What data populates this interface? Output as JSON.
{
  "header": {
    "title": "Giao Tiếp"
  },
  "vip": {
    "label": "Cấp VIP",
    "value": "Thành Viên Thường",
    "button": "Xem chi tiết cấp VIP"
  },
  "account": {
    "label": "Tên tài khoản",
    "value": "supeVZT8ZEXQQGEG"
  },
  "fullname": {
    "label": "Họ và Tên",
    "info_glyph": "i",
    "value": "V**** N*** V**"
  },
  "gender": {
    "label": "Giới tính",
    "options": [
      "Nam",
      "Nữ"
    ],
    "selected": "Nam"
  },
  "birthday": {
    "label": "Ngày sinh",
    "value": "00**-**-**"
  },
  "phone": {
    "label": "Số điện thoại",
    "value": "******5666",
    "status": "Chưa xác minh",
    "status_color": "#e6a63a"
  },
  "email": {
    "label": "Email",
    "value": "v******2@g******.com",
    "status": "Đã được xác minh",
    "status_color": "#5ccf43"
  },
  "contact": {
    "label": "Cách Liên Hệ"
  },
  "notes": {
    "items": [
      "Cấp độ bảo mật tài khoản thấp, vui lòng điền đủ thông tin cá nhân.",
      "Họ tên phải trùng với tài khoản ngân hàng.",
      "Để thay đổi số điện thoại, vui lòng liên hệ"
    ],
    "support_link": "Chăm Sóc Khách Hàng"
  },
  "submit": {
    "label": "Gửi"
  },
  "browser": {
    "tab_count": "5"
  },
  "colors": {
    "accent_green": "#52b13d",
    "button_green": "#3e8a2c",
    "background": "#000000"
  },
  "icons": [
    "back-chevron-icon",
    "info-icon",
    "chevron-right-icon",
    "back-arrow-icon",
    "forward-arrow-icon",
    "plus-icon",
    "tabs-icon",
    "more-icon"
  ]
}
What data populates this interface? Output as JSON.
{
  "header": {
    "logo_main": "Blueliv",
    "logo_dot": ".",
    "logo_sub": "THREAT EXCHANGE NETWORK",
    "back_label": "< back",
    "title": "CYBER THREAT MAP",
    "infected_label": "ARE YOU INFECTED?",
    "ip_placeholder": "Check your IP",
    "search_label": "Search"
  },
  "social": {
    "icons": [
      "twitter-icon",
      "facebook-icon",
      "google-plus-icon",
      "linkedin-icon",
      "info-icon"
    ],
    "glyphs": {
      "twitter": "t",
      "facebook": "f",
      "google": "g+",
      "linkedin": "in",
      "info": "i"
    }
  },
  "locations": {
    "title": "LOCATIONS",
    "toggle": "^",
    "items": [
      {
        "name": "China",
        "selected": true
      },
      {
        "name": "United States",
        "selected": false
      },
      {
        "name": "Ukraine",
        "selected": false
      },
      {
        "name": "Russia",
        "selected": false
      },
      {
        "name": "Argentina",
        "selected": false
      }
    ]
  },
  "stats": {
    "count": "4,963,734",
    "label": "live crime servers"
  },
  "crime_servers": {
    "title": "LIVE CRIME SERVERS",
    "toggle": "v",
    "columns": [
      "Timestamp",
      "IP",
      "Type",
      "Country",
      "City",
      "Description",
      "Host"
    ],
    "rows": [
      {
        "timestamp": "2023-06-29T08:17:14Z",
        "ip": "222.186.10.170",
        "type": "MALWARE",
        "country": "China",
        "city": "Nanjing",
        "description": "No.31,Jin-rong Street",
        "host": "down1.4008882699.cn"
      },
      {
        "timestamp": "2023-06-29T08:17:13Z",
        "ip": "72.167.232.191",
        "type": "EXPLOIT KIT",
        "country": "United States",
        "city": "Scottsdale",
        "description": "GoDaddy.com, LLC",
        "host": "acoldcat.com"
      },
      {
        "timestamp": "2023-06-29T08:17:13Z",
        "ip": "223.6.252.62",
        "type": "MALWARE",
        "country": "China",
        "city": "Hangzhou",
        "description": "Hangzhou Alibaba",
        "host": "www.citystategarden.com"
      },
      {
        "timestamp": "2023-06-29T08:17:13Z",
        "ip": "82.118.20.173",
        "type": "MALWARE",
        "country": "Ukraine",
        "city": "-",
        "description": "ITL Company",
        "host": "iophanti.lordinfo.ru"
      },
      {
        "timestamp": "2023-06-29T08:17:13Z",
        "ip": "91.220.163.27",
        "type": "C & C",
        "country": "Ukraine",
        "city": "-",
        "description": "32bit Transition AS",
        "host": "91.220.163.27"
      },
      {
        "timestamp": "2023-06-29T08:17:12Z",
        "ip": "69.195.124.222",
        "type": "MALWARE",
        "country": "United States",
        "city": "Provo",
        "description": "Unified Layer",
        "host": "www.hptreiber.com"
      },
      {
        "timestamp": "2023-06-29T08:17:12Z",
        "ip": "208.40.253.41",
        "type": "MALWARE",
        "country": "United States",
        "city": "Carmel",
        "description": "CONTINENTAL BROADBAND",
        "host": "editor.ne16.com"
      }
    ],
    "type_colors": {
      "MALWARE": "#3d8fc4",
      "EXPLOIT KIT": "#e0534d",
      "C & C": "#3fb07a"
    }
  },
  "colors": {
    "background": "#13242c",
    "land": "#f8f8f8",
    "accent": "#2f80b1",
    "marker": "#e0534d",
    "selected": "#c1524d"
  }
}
::::::
▶ Exercise directions
From the records above, extract every entry exactly as given.

▶ The reply
What data populates this interface? Output as JSON.
{
  "header": {
    "title": "Giao Tiếp"
  },
  "vip": {
    "label": "Cấp VIP",
    "value": "Thành Viên Thường",
    "button": "Xem chi tiết cấp VIP"
  },
  "account": {
    "label": "Tên tài khoản",
    "value": "supeVZT8ZEXQQGEG"
  },
  "fullname": {
    "label": "Họ và Tên",
    "info_glyph": "i",
    "value": "V**** N*** V**"
  },
  "gender": {
    "label": "Giới tính",
    "options": [
      "Nam",
      "Nữ"
    ],
    "selected": "Nam"
  },
  "birthday": {
    "label": "Ngày sinh",
    "value": "00**-**-**"
  },
  "phone": {
    "label": "Số điện thoại",
    "value": "******5666",
    "status": "Chưa xác minh",
    "status_color": "#e6a63a"
  },
  "email": {
    "label": "Email",
    "value": "v******2@g******.com",
    "status": "Đã được xác minh",
    "status_color": "#5ccf43"
  },
  "contact": {
    "label": "Cách Liên Hệ"
  },
  "notes": {
    "items": [
      "Cấp độ bảo mật tài khoản thấp, vui lòng điền đủ thông tin cá nhân.",
      "Họ tên phải trùng với tài khoản ngân hàng.",
      "Để thay đổi số điện thoại, vui lòng liên hệ"
    ],
    "support_link": "Chăm Sóc Khách Hàng"
  },
  "submit": {
    "label": "Gửi"
  },
  "browser": {
    "tab_count": "5"
  },
  "colors": {
    "accent_green": "#52b13d",
    "button_green": "#3e8a2c",
    "background": "#000000"
  },
  "icons": [
    "back-chevron-icon",
    "info-icon",
    "chevron-right-icon",
    "back-arrow-icon",
    "forward-arrow-icon",
    "plus-icon",
    "tabs-icon",
    "more-icon"
  ]
}
What data populates this interface? Output as JSON.
{
  "header": {
    "logo_main": "Blueliv",
    "logo_dot": ".",
    "logo_sub": "THREAT EXCHANGE NETWORK",
    "back_label": "< back",
    "title": "CYBER THREAT MAP",
    "infected_label": "ARE YOU INFECTED?",
    "ip_placeholder": "Check your IP",
    "search_label": "Search"
  },
  "social": {
    "icons": [
      "twitter-icon",
      "facebook-icon",
      "google-plus-icon",
      "linkedin-icon",
      "info-icon"
    ],
    "glyphs": {
      "twitter": "t",
      "facebook": "f",
      "google": "g+",
      "linkedin": "in",
      "info": "i"
    }
  },
  "locations": {
    "title": "LOCATIONS",
    "toggle": "^",
    "items": [
      {
        "name": "China",
        "selected": true
      },
      {
        "name": "United States",
        "selected": false
      },
      {
        "name": "Ukraine",
        "selected": false
      },
      {
        "name": "Russia",
        "selected": false
      },
      {
        "name": "Argentina",
        "selected": false
      }
    ]
  },
  "stats": {
    "count": "4,963,734",
    "label": "live crime servers"
  },
  "crime_servers": {
    "title": "LIVE CRIME SERVERS",
    "toggle": "v",
    "columns": [
      "Timestamp",
      "IP",
      "Type",
      "Country",
      "City",
      "Description",
      "Host"
    ],
    "rows": [
      {
        "timestamp": "2023-06-29T08:17:14Z",
        "ip": "222.186.10.170",
        "type": "MALWARE",
        "country": "China",
        "city": "Nanjing",
        "description": "No.31,Jin-rong Street",
        "host": "down1.4008882699.cn"
      },
      {
        "timestamp": "2023-06-29T08:17:13Z",
        "ip": "72.167.232.191",
        "type": "EXPLOIT KIT",
        "country": "United States",
        "city": "Scottsdale",
        "description": "GoDaddy.com, LLC",
        "host": "acoldcat.com"
      },
      {
        "timestamp": "2023-06-29T08:17:13Z",
        "ip": "223.6.252.62",
        "type": "MALWARE",
        "country": "China",
        "city": "Hangzhou",
        "description": "Hangzhou Alibaba",
        "host": "www.citystategarden.com"
      },
      {
        "timestamp": "2023-06-29T08:17:13Z",
        "ip": "82.118.20.173",
        "type": "MALWARE",
        "country": "Ukraine",
        "city": "-",
        "description": "ITL Company",
        "host": "iophanti.lordinfo.ru"
      },
      {
        "timestamp": "2023-06-29T08:17:13Z",
        "ip": "91.220.163.27",
        "type": "C & C",
        "country": "Ukraine",
        "city": "-",
        "description": "32bit Transition AS",
        "host": "91.220.163.27"
      },
      {
        "timestamp": "2023-06-29T08:17:12Z",
        "ip": "69.195.124.222",
        "type": "MALWARE",
        "country": "United States",
        "city": "Provo",
        "description": "Unified Layer",
        "host": "www.hptreiber.com"
      },
      {
        "timestamp": "2023-06-29T08:17:12Z",
        "ip": "208.40.253.41",
        "type": "MALWARE",
        "country": "United States",
        "city": "Carmel",
        "description": "CONTINENTAL BROADBAND",
        "host": "editor.ne16.com"
      }
    ],
    "type_colors": {
      "MALWARE": "#3d8fc4",
      "EXPLOIT KIT": "#e0534d",
      "C & C": "#3fb07a"
    }
  },
  "colors": {
    "background": "#13242c",
    "land": "#f8f8f8",
    "accent": "#2f80b1",
    "marker": "#e0534d",
    "selected": "#c1524d"
  }
}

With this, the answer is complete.